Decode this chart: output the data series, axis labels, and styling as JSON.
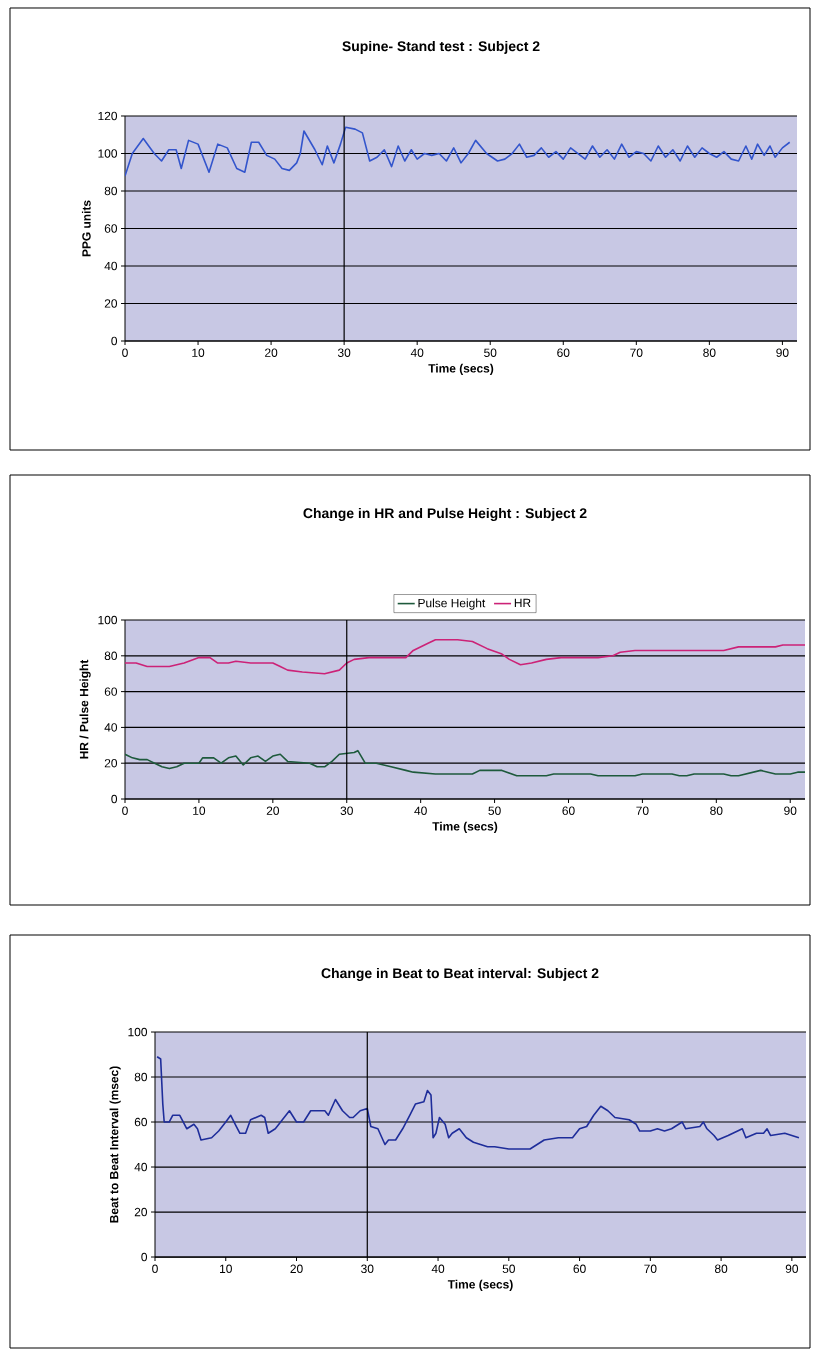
{
  "chart_data": [
    {
      "type": "line",
      "title": "Supine- Stand test : Subject 2",
      "xlabel": "Time (secs)",
      "ylabel": "PPG units",
      "xlim": [
        0,
        92
      ],
      "xticks": [
        0,
        10,
        20,
        30,
        40,
        50,
        60,
        70,
        80,
        90
      ],
      "ylim": [
        0,
        120
      ],
      "yticks": [
        0,
        20,
        40,
        60,
        80,
        100,
        120
      ],
      "grid": "y",
      "legend": false,
      "ref_lines": [
        {
          "axis": "x",
          "value": 30,
          "color": "#000000"
        }
      ],
      "series": [
        {
          "color": "#3355cc",
          "x": [
            0,
            1,
            2.5,
            4,
            5,
            6,
            7,
            7.7,
            8.7,
            10,
            11.5,
            12.7,
            14,
            15.3,
            16.4,
            17.3,
            18.3,
            19.4,
            20.5,
            21.5,
            22.5,
            23.5,
            24,
            24.5,
            26,
            27,
            27.7,
            28.6,
            29.5,
            30.2,
            31.5,
            32.5,
            33.5,
            34.5,
            35.5,
            36.5,
            37.4,
            38.3,
            39.2,
            40,
            41,
            42,
            43,
            44,
            45,
            46,
            47,
            48,
            49.5,
            51,
            52,
            53,
            54,
            55,
            56,
            57,
            58,
            59,
            60,
            61,
            62,
            63,
            64,
            65,
            66,
            67,
            68,
            69,
            70,
            71,
            72,
            73,
            74,
            75,
            76,
            77,
            78,
            79,
            80,
            81,
            82,
            83,
            84,
            85,
            85.8,
            86.6,
            87.5,
            88.3,
            89,
            90,
            91
          ],
          "values": [
            88,
            100,
            108,
            100,
            96,
            102,
            102,
            92,
            107,
            105,
            90,
            105,
            103,
            92,
            90,
            106,
            106,
            99,
            97,
            92,
            91,
            95,
            100,
            112,
            102,
            94,
            104,
            95,
            105,
            114,
            113,
            111,
            96,
            98,
            102,
            93,
            104,
            96,
            102,
            97,
            100,
            99,
            100,
            96,
            103,
            95,
            100,
            107,
            100,
            96,
            97,
            100,
            105,
            98,
            99,
            103,
            98,
            101,
            97,
            103,
            100,
            97,
            104,
            98,
            102,
            97,
            105,
            98,
            101,
            100,
            96,
            104,
            98,
            102,
            96,
            104,
            98,
            103,
            100,
            98,
            101,
            97,
            96,
            104,
            97,
            105,
            99,
            104,
            98,
            103,
            106
          ]
        }
      ]
    },
    {
      "type": "line",
      "title": "Change in HR and Pulse Height : Subject 2",
      "xlabel": "Time (secs)",
      "ylabel": "HR / Pulse Height",
      "xlim": [
        0,
        92
      ],
      "xticks": [
        0,
        10,
        20,
        30,
        40,
        50,
        60,
        70,
        80,
        90
      ],
      "ylim": [
        0,
        100
      ],
      "yticks": [
        0,
        20,
        40,
        60,
        80,
        100
      ],
      "grid": "y",
      "legend": "top",
      "ref_lines": [
        {
          "axis": "x",
          "value": 30,
          "color": "#000000"
        }
      ],
      "series": [
        {
          "name": "Pulse Height",
          "color": "#1e5a3c",
          "x": [
            0,
            1,
            2,
            3,
            5,
            6,
            7,
            8,
            9,
            10,
            10.5,
            12,
            13,
            14,
            15,
            16,
            17,
            18,
            19,
            20,
            21,
            22,
            25,
            26,
            27,
            28,
            29,
            31,
            31.5,
            32.5,
            34,
            35,
            36,
            38,
            39,
            42,
            47,
            48,
            51,
            53,
            57,
            58,
            63,
            64,
            69,
            70,
            74,
            75,
            76,
            77,
            81,
            82,
            83,
            84,
            85,
            86,
            87,
            88,
            90,
            91,
            92
          ],
          "values": [
            25,
            23,
            22,
            22,
            18,
            17,
            18,
            20,
            20,
            20,
            23,
            23,
            20,
            23,
            24,
            19,
            23,
            24,
            21,
            24,
            25,
            21,
            20,
            18,
            18,
            21,
            25,
            26,
            27,
            20,
            20,
            19,
            18,
            16,
            15,
            14,
            14,
            16,
            16,
            13,
            13,
            14,
            14,
            13,
            13,
            14,
            14,
            13,
            13,
            14,
            14,
            13,
            13,
            14,
            15,
            16,
            15,
            14,
            14,
            15,
            15
          ]
        },
        {
          "name": "HR",
          "color": "#cc2277",
          "x": [
            0,
            1.5,
            3,
            6,
            8,
            10,
            11.5,
            12.5,
            14,
            15,
            17,
            20,
            21,
            22,
            24,
            27,
            29,
            30,
            31,
            33,
            36,
            38,
            39,
            41,
            42,
            45,
            47,
            49,
            51,
            52,
            53.5,
            55,
            57,
            59,
            64,
            66,
            67,
            69,
            81,
            83,
            88,
            89,
            92
          ],
          "values": [
            76,
            76,
            74,
            74,
            76,
            79,
            79,
            76,
            76,
            77,
            76,
            76,
            74,
            72,
            71,
            70,
            72,
            76,
            78,
            79,
            79,
            79,
            83,
            87,
            89,
            89,
            88,
            84,
            81,
            78,
            75,
            76,
            78,
            79,
            79,
            80,
            82,
            83,
            83,
            85,
            85,
            86,
            86
          ]
        }
      ]
    },
    {
      "type": "line",
      "title": "Change in Beat to Beat interval: Subject 2",
      "xlabel": "Time (secs)",
      "ylabel": "Beat to Beat Interval (msec)",
      "xlim": [
        0,
        92
      ],
      "xticks": [
        0,
        10,
        20,
        30,
        40,
        50,
        60,
        70,
        80,
        90
      ],
      "ylim": [
        0,
        100
      ],
      "yticks": [
        0,
        20,
        40,
        60,
        80,
        100
      ],
      "grid": "y",
      "legend": false,
      "ref_lines": [
        {
          "axis": "x",
          "value": 30,
          "color": "#000000"
        }
      ],
      "series": [
        {
          "color": "#1e2d9a",
          "x": [
            0.3,
            0.8,
            1.1,
            1.3,
            2,
            2.5,
            3.5,
            4.5,
            5.5,
            6,
            6.5,
            8,
            9,
            10,
            10.7,
            11.5,
            12,
            12.8,
            13.5,
            15,
            15.5,
            16,
            17,
            18,
            19,
            20,
            21,
            22,
            24,
            24.5,
            25.5,
            26.5,
            27.5,
            28,
            29,
            30,
            30.5,
            31.5,
            32.5,
            33,
            34,
            35,
            36,
            36.8,
            38,
            38.5,
            39,
            39.3,
            39.7,
            40.2,
            41,
            41.5,
            42,
            43,
            44,
            45,
            46,
            47,
            48,
            50,
            53,
            54,
            55,
            57,
            59,
            59.5,
            60,
            61,
            62,
            63,
            64,
            65,
            67,
            68,
            68.5,
            70,
            71,
            72,
            73,
            74,
            74.5,
            75,
            77,
            77.5,
            78,
            79,
            79.5,
            81,
            83,
            83.5,
            85,
            86,
            86.5,
            87,
            89,
            90,
            91
          ],
          "values": [
            89,
            88,
            68,
            60,
            60,
            63,
            63,
            57,
            59,
            57,
            52,
            53,
            56,
            60,
            63,
            58,
            55,
            55,
            61,
            63,
            62,
            55,
            57,
            61,
            65,
            60,
            60,
            65,
            65,
            63,
            70,
            65,
            62,
            62,
            65,
            66,
            58,
            57,
            50,
            52,
            52,
            57,
            63,
            68,
            69,
            74,
            72,
            53,
            55,
            62,
            59,
            53,
            55,
            57,
            53,
            51,
            50,
            49,
            49,
            48,
            48,
            50,
            52,
            53,
            53,
            55,
            57,
            58,
            63,
            67,
            65,
            62,
            61,
            59,
            56,
            56,
            57,
            56,
            57,
            59,
            60,
            57,
            58,
            60,
            57,
            54,
            52,
            54,
            57,
            53,
            55,
            55,
            57,
            54,
            55,
            54,
            53
          ]
        }
      ]
    }
  ]
}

*****

* _What is expected_: Extract each line holding the word "title" from the records.

* _Correct response_:
      "title": "Supine- Stand test : Subject 2",
      "title": "Change in HR and Pulse Height : Subject 2",
      "title": "Change in Beat to Beat interval: Subject 2",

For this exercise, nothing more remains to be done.